- EXERCISE GOAL
Write out all of the entries exactly, please.

- THE INPUT
--- Begin ---

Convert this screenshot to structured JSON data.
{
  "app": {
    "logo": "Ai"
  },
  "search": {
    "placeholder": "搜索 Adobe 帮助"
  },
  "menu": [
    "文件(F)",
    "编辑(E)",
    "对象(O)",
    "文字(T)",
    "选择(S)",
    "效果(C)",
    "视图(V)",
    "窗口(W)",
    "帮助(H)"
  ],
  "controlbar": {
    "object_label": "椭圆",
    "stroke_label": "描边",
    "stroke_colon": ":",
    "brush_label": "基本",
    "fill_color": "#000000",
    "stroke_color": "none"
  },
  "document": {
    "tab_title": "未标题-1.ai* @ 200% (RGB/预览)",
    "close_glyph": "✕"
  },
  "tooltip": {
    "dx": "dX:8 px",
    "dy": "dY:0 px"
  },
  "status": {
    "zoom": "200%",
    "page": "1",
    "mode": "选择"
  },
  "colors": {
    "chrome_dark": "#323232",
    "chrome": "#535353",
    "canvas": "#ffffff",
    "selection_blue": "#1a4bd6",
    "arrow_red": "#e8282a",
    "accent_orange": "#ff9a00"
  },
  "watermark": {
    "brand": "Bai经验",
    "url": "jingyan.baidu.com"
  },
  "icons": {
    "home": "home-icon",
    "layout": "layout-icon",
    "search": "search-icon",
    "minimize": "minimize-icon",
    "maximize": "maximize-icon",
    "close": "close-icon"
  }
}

--- End ---

- RIGHT ANSWER
Convert this screenshot to structured JSON data.
{
  "app": {
    "logo": "Ai"
  },
  "search": {
    "placeholder": "搜索 Adobe 帮助"
  },
  "menu": [
    "文件(F)",
    "编辑(E)",
    "对象(O)",
    "文字(T)",
    "选择(S)",
    "效果(C)",
    "视图(V)",
    "窗口(W)",
    "帮助(H)"
  ],
  "controlbar": {
    "object_label": "椭圆",
    "stroke_label": "描边",
    "stroke_colon": ":",
    "brush_label": "基本",
    "fill_color": "#000000",
    "stroke_color": "none"
  },
  "document": {
    "tab_title": "未标题-1.ai* @ 200% (RGB/预览)",
    "close_glyph": "✕"
  },
  "tooltip": {
    "dx": "dX:8 px",
    "dy": "dY:0 px"
  },
  "status": {
    "zoom": "200%",
    "page": "1",
    "mode": "选择"
  },
  "colors": {
    "chrome_dark": "#323232",
    "chrome": "#535353",
    "canvas": "#ffffff",
    "selection_blue": "#1a4bd6",
    "arrow_red": "#e8282a",
    "accent_orange": "#ff9a00"
  },
  "watermark": {
    "brand": "Bai经验",
    "url": "jingyan.baidu.com"
  },
  "icons": {
    "home": "home-icon",
    "layout": "layout-icon",
    "search": "search-icon",
    "minimize": "minimize-icon",
    "maximize": "maximize-icon",
    "close": "close-icon"
  }
}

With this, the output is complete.